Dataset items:
#####

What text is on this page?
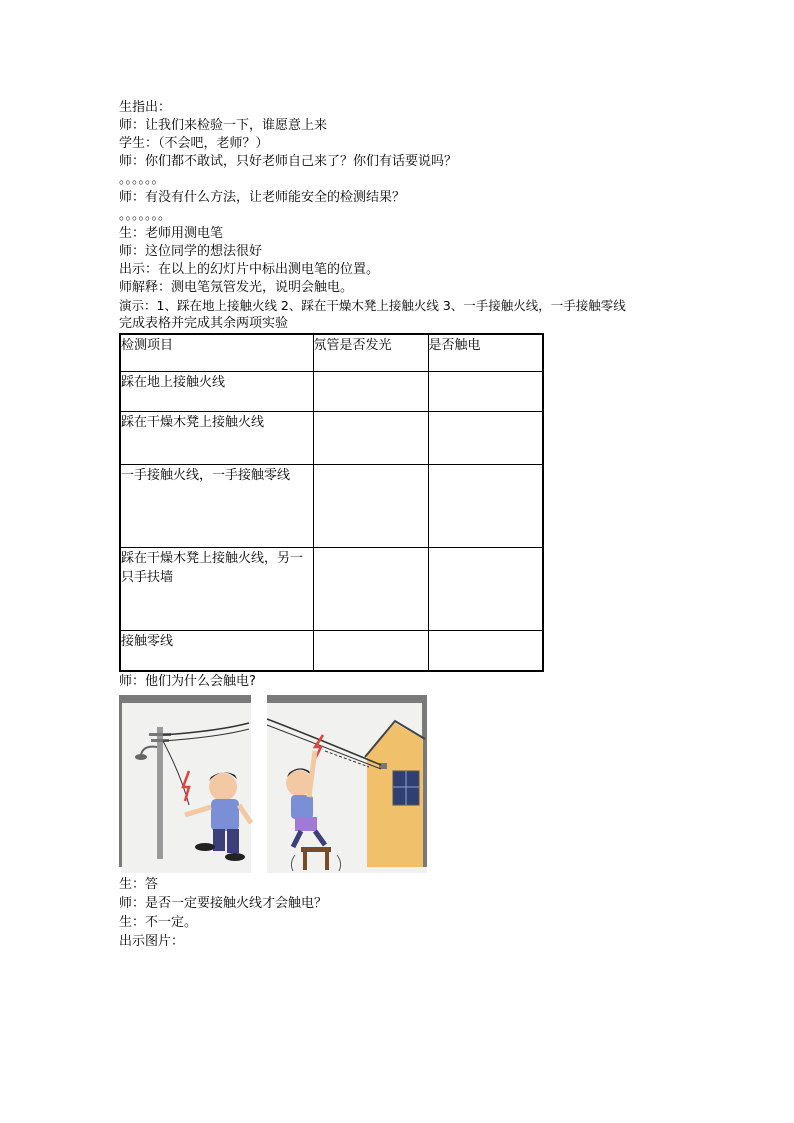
生指出：
师：让我们来检验一下，谁愿意上来
学生：（不会吧，老师？）
师：你们都不敢试，只好老师自己来了？你们有话要说吗？
。。。。。。
师：有没有什么方法，让老师能安全的检测结果？
。。。。。。。
生：老师用测电笔
师：这位同学的想法很好
出示：在以上的幻灯片中标出测电笔的位置。
师解释：测电笔氖管发光，说明会触电。
演示：1、踩在地上接触火线 2、踩在干燥木凳上接触火线 3、一手接触火线，一手接触零线
完成表格并完成其余两项实验
检测项目	氖管是否发光	是否触电
踩在地上接触火线		
踩在干燥木凳上接触火线		
一手接触火线，一手接触零线		
踩在干燥木凳上接触火线，另一只手扶墙		
接触零线		
师：他们为什么会触电?
生：答
师：是否一定要接触火线才会触电？
生：不一定。
出示图片：
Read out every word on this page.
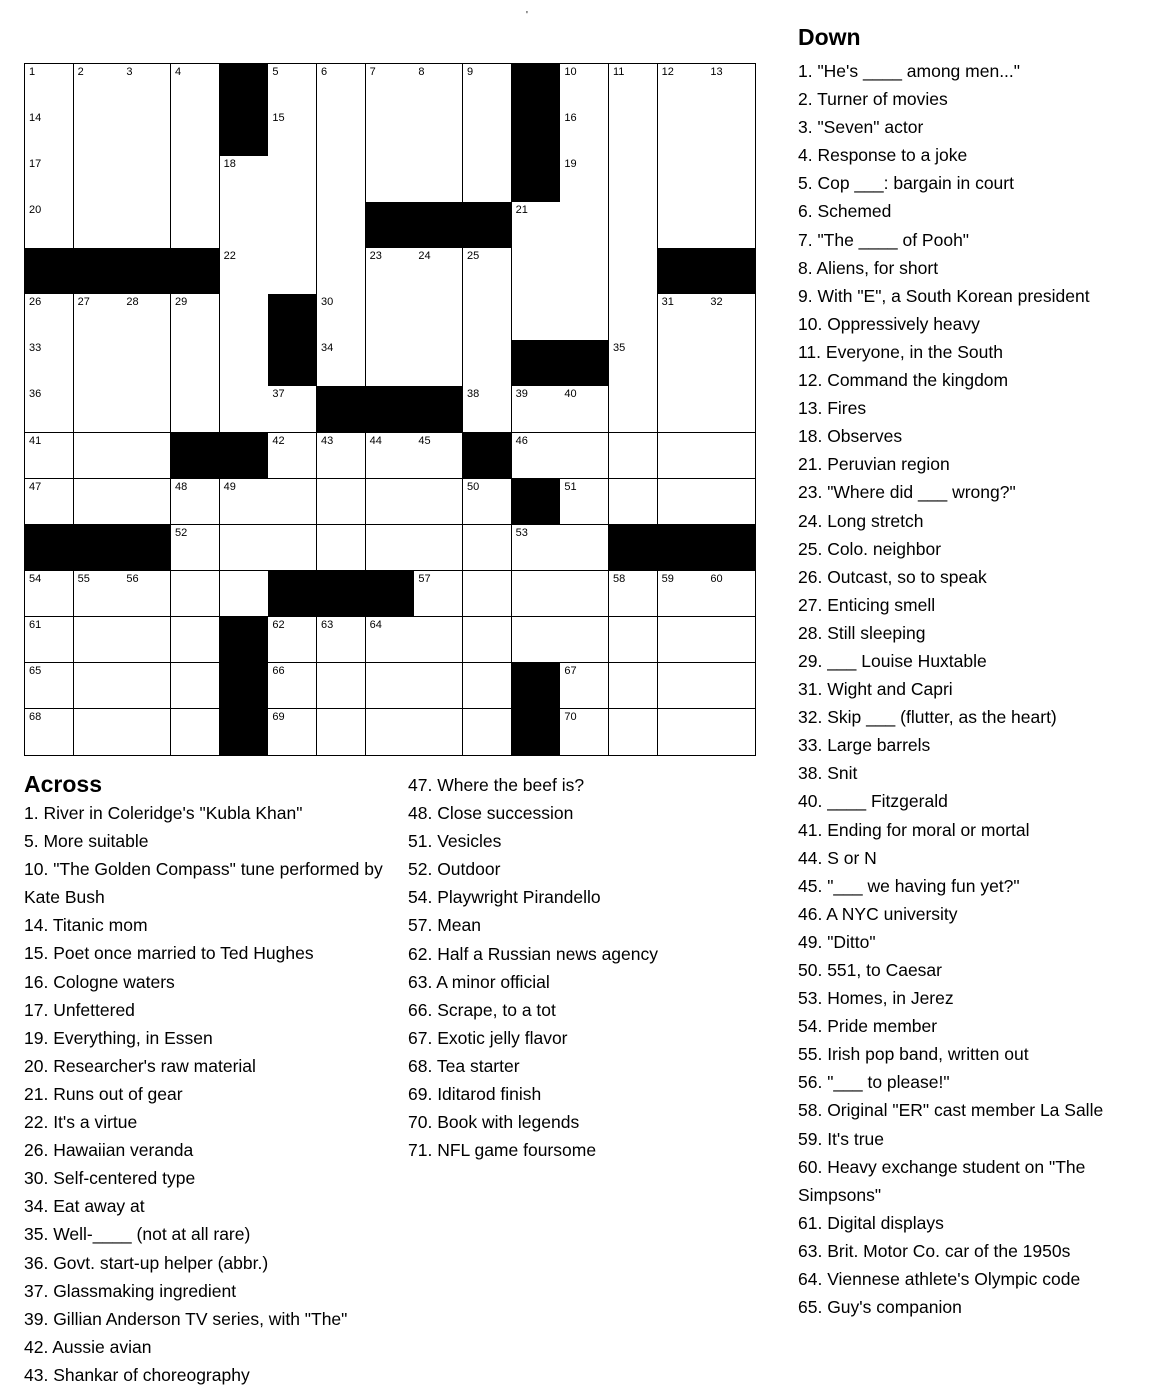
'
1	2	3	4	5	6	7	8	9	10	11	12	13
14	15	16
17	18	19
20	21
22	23	24	25
26	27	28	29	30	31	32
33	34	35
36	37	38	39	40
41	42	43	44	45	46
47	48	49	50	51
52	53
54	55	56	57	58	59	60
61	62	63	64
65	66	67
68	69	70
Across
1. River in Coleridge's "Kubla Khan"
5. More suitable
10. "The Golden Compass" tune performed by Kate Bush
14. Titanic mom
15. Poet once married to Ted Hughes
16. Cologne waters
17. Unfettered
19. Everything, in Essen
20. Researcher's raw material
21. Runs out of gear
22. It's a virtue
26. Hawaiian veranda
30. Self-centered type
34. Eat away at
35. Well-____ (not at all rare)
36. Govt. start-up helper (abbr.)
37. Glassmaking ingredient
39. Gillian Anderson TV series, with "The"
42. Aussie avian
43. Shankar of choreography
47. Where the beef is?
48. Close succession
51. Vesicles
52. Outdoor
54. Playwright Pirandello
57. Mean
62. Half a Russian news agency
63. A minor official
66. Scrape, to a tot
67. Exotic jelly flavor
68. Tea starter
69. Iditarod finish
70. Book with legends
71. NFL game foursome
Down
1. "He's ____ among men..."
2. Turner of movies
3. "Seven" actor
4. Response to a joke
5. Cop ___: bargain in court
6. Schemed
7. "The ____ of Pooh"
8. Aliens, for short
9. With "E", a South Korean president
10. Oppressively heavy
11. Everyone, in the South
12. Command the kingdom
13. Fires
18. Observes
21. Peruvian region
23. "Where did ___ wrong?"
24. Long stretch
25. Colo. neighbor
26. Outcast, so to speak
27. Enticing smell
28. Still sleeping
29. ___ Louise Huxtable
31. Wight and Capri
32. Skip ___ (flutter, as the heart)
33. Large barrels
38. Snit
40. ____ Fitzgerald
41. Ending for moral or mortal
44. S or N
45. "___ we having fun yet?"
46. A NYC university
49. "Ditto"
50. 551, to Caesar
53. Homes, in Jerez
54. Pride member
55. Irish pop band, written out
56. "___ to please!"
58. Original "ER" cast member La Salle
59. It's true
60. Heavy exchange student on "The Simpsons"
61. Digital displays
63. Brit. Motor Co. car of the 1950s
64. Viennese athlete's Olympic code
65. Guy's companion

#####

» **PROBLEM STATEMENT**
Repeat every record precisely. Any picture among them stays out of the copy.

» **IN RESPONSE**
What text is on this page?
生指出：
师：让我们来检验一下，谁愿意上来
学生：（不会吧，老师？）
师：你们都不敢试，只好老师自己来了？你们有话要说吗？
。。。。。。
师：有没有什么方法，让老师能安全的检测结果？
。。。。。。。
生：老师用测电笔
师：这位同学的想法很好
出示：在以上的幻灯片中标出测电笔的位置。
师解释：测电笔氖管发光，说明会触电。
演示：1、踩在地上接触火线 2、踩在干燥木凳上接触火线 3、一手接触火线，一手接触零线
完成表格并完成其余两项实验
检测项目	氖管是否发光	是否触电
踩在地上接触火线		
踩在干燥木凳上接触火线		
一手接触火线，一手接触零线		
踩在干燥木凳上接触火线，另一只手扶墙		
接触零线		
师：他们为什么会触电?
生：答
师：是否一定要接触火线才会触电？
生：不一定。
出示图片：
Read out every word on this page.
'
1	2	3	4	5	6	7	8	9	10	11	12	13
14	15	16
17	18	19
20	21
22	23	24	25
26	27	28	29	30	31	32
33	34	35
36	37	38	39	40
41	42	43	44	45	46
47	48	49	50	51
52	53
54	55	56	57	58	59	60
61	62	63	64
65	66	67
68	69	70
Across
1. River in Coleridge's "Kubla Khan"
5. More suitable
10. "The Golden Compass" tune performed by Kate Bush
14. Titanic mom
15. Poet once married to Ted Hughes
16. Cologne waters
17. Unfettered
19. Everything, in Essen
20. Researcher's raw material
21. Runs out of gear
22. It's a virtue
26. Hawaiian veranda
30. Self-centered type
34. Eat away at
35. Well-____ (not at all rare)
36. Govt. start-up helper (abbr.)
37. Glassmaking ingredient
39. Gillian Anderson TV series, with "The"
42. Aussie avian
43. Shankar of choreography
47. Where the beef is?
48. Close succession
51. Vesicles
52. Outdoor
54. Playwright Pirandello
57. Mean
62. Half a Russian news agency
63. A minor official
66. Scrape, to a tot
67. Exotic jelly flavor
68. Tea starter
69. Iditarod finish
70. Book with legends
71. NFL game foursome
Down
1. "He's ____ among men..."
2. Turner of movies
3. "Seven" actor
4. Response to a joke
5. Cop ___: bargain in court
6. Schemed
7. "The ____ of Pooh"
8. Aliens, for short
9. With "E", a South Korean president
10. Oppressively heavy
11. Everyone, in the South
12. Command the kingdom
13. Fires
18. Observes
21. Peruvian region
23. "Where did ___ wrong?"
24. Long stretch
25. Colo. neighbor
26. Outcast, so to speak
27. Enticing smell
28. Still sleeping
29. ___ Louise Huxtable
31. Wight and Capri
32. Skip ___ (flutter, as the heart)
33. Large barrels
38. Snit
40. ____ Fitzgerald
41. Ending for moral or mortal
44. S or N
45. "___ we having fun yet?"
46. A NYC university
49. "Ditto"
50. 551, to Caesar
53. Homes, in Jerez
54. Pride member
55. Irish pop band, written out
56. "___ to please!"
58. Original "ER" cast member La Salle
59. It's true
60. Heavy exchange student on "The Simpsons"
61. Digital displays
63. Brit. Motor Co. car of the 1950s
64. Viennese athlete's Olympic code
65. Guy's companion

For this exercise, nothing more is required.